WHAT IS REQUIRED
Copy out all the records exactly.

Records that describe figures

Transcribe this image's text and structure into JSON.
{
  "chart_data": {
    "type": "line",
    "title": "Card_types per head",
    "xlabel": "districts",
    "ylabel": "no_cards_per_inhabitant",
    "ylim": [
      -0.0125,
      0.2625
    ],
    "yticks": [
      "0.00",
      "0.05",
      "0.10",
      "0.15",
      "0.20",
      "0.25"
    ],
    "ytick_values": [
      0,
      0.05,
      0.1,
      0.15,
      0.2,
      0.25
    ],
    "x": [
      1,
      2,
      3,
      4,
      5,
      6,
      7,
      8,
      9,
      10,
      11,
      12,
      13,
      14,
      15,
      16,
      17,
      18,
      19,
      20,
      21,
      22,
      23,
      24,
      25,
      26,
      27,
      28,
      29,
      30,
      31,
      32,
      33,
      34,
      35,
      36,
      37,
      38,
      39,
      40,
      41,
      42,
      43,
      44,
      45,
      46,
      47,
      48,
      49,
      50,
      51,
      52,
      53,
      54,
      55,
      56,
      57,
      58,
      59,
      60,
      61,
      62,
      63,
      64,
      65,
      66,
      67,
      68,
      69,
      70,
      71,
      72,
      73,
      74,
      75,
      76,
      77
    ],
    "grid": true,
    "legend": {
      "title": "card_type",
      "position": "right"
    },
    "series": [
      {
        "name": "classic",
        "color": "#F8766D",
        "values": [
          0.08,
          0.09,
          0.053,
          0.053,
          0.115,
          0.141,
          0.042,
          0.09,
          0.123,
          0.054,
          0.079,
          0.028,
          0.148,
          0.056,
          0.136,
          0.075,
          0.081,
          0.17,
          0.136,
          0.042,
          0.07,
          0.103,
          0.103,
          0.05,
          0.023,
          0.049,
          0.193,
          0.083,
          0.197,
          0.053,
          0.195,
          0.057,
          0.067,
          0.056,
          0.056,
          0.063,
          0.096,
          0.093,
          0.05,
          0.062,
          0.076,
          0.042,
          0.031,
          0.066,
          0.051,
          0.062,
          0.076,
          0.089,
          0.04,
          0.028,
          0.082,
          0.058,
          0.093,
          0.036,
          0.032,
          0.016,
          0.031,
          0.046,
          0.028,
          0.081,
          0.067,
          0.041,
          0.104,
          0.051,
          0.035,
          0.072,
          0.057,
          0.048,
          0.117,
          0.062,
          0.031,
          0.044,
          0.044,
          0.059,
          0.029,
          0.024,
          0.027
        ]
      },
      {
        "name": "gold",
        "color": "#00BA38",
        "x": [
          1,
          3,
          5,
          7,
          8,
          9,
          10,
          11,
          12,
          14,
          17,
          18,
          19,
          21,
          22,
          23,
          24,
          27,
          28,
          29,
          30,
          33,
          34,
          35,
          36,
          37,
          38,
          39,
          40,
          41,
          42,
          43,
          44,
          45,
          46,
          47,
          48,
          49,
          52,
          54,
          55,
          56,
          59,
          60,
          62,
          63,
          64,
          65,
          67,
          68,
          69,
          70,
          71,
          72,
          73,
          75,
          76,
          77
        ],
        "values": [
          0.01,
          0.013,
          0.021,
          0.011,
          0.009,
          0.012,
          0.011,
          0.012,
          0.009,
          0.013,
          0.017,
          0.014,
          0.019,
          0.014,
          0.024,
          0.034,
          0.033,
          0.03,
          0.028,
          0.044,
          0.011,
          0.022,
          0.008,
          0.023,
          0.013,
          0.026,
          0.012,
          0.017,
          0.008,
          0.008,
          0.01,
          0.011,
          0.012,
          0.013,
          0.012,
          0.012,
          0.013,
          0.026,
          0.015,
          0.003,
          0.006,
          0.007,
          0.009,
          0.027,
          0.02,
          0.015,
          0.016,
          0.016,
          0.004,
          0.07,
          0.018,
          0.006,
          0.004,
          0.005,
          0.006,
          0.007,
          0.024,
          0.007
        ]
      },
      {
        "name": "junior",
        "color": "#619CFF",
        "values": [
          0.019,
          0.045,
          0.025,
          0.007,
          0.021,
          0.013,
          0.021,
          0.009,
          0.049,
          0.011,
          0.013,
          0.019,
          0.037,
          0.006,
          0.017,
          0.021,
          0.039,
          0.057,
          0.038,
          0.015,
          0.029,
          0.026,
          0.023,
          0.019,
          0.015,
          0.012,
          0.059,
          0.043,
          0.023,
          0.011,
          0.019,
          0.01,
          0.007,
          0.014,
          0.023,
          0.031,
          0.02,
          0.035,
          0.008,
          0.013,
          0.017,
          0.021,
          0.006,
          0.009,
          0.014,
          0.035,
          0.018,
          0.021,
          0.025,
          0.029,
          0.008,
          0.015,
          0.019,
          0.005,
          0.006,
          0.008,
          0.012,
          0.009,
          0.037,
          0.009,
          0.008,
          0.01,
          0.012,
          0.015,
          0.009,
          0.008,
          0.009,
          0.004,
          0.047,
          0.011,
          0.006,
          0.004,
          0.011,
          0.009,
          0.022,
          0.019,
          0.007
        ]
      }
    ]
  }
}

EXERCISE RESULT
Transcribe this image's text and structure into JSON.
{
  "chart_data": {
    "type": "line",
    "title": "Card_types per head",
    "xlabel": "districts",
    "ylabel": "no_cards_per_inhabitant",
    "ylim": [
      -0.0125,
      0.2625
    ],
    "yticks": [
      "0.00",
      "0.05",
      "0.10",
      "0.15",
      "0.20",
      "0.25"
    ],
    "ytick_values": [
      0,
      0.05,
      0.1,
      0.15,
      0.2,
      0.25
    ],
    "x": [
      1,
      2,
      3,
      4,
      5,
      6,
      7,
      8,
      9,
      10,
      11,
      12,
      13,
      14,
      15,
      16,
      17,
      18,
      19,
      20,
      21,
      22,
      23,
      24,
      25,
      26,
      27,
      28,
      29,
      30,
      31,
      32,
      33,
      34,
      35,
      36,
      37,
      38,
      39,
      40,
      41,
      42,
      43,
      44,
      45,
      46,
      47,
      48,
      49,
      50,
      51,
      52,
      53,
      54,
      55,
      56,
      57,
      58,
      59,
      60,
      61,
      62,
      63,
      64,
      65,
      66,
      67,
      68,
      69,
      70,
      71,
      72,
      73,
      74,
      75,
      76,
      77
    ],
    "grid": true,
    "legend": {
      "title": "card_type",
      "position": "right"
    },
    "series": [
      {
        "name": "classic",
        "color": "#F8766D",
        "values": [
          0.08,
          0.09,
          0.053,
          0.053,
          0.115,
          0.141,
          0.042,
          0.09,
          0.123,
          0.054,
          0.079,
          0.028,
          0.148,
          0.056,
          0.136,
          0.075,
          0.081,
          0.17,
          0.136,
          0.042,
          0.07,
          0.103,
          0.103,
          0.05,
          0.023,
          0.049,
          0.193,
          0.083,
          0.197,
          0.053,
          0.195,
          0.057,
          0.067,
          0.056,
          0.056,
          0.063,
          0.096,
          0.093,
          0.05,
          0.062,
          0.076,
          0.042,
          0.031,
          0.066,
          0.051,
          0.062,
          0.076,
          0.089,
          0.04,
          0.028,
          0.082,
          0.058,
          0.093,
          0.036,
          0.032,
          0.016,
          0.031,
          0.046,
          0.028,
          0.081,
          0.067,
          0.041,
          0.104,
          0.051,
          0.035,
          0.072,
          0.057,
          0.048,
          0.117,
          0.062,
          0.031,
          0.044,
          0.044,
          0.059,
          0.029,
          0.024,
          0.027
        ]
      },
      {
        "name": "gold",
        "color": "#00BA38",
        "x": [
          1,
          3,
          5,
          7,
          8,
          9,
          10,
          11,
          12,
          14,
          17,
          18,
          19,
          21,
          22,
          23,
          24,
          27,
          28,
          29,
          30,
          33,
          34,
          35,
          36,
          37,
          38,
          39,
          40,
          41,
          42,
          43,
          44,
          45,
          46,
          47,
          48,
          49,
          52,
          54,
          55,
          56,
          59,
          60,
          62,
          63,
          64,
          65,
          67,
          68,
          69,
          70,
          71,
          72,
          73,
          75,
          76,
          77
        ],
        "values": [
          0.01,
          0.013,
          0.021,
          0.011,
          0.009,
          0.012,
          0.011,
          0.012,
          0.009,
          0.013,
          0.017,
          0.014,
          0.019,
          0.014,
          0.024,
          0.034,
          0.033,
          0.03,
          0.028,
          0.044,
          0.011,
          0.022,
          0.008,
          0.023,
          0.013,
          0.026,
          0.012,
          0.017,
          0.008,
          0.008,
          0.01,
          0.011,
          0.012,
          0.013,
          0.012,
          0.012,
          0.013,
          0.026,
          0.015,
          0.003,
          0.006,
          0.007,
          0.009,
          0.027,
          0.02,
          0.015,
          0.016,
          0.016,
          0.004,
          0.07,
          0.018,
          0.006,
          0.004,
          0.005,
          0.006,
          0.007,
          0.024,
          0.007
        ]
      },
      {
        "name": "junior",
        "color": "#619CFF",
        "values": [
          0.019,
          0.045,
          0.025,
          0.007,
          0.021,
          0.013,
          0.021,
          0.009,
          0.049,
          0.011,
          0.013,
          0.019,
          0.037,
          0.006,
          0.017,
          0.021,
          0.039,
          0.057,
          0.038,
          0.015,
          0.029,
          0.026,
          0.023,
          0.019,
          0.015,
          0.012,
          0.059,
          0.043,
          0.023,
          0.011,
          0.019,
          0.01,
          0.007,
          0.014,
          0.023,
          0.031,
          0.02,
          0.035,
          0.008,
          0.013,
          0.017,
          0.021,
          0.006,
          0.009,
          0.014,
          0.035,
          0.018,
          0.021,
          0.025,
          0.029,
          0.008,
          0.015,
          0.019,
          0.005,
          0.006,
          0.008,
          0.012,
          0.009,
          0.037,
          0.009,
          0.008,
          0.01,
          0.012,
          0.015,
          0.009,
          0.008,
          0.009,
          0.004,
          0.047,
          0.011,
          0.006,
          0.004,
          0.011,
          0.009,
          0.022,
          0.019,
          0.007
        ]
      }
    ]
  }
}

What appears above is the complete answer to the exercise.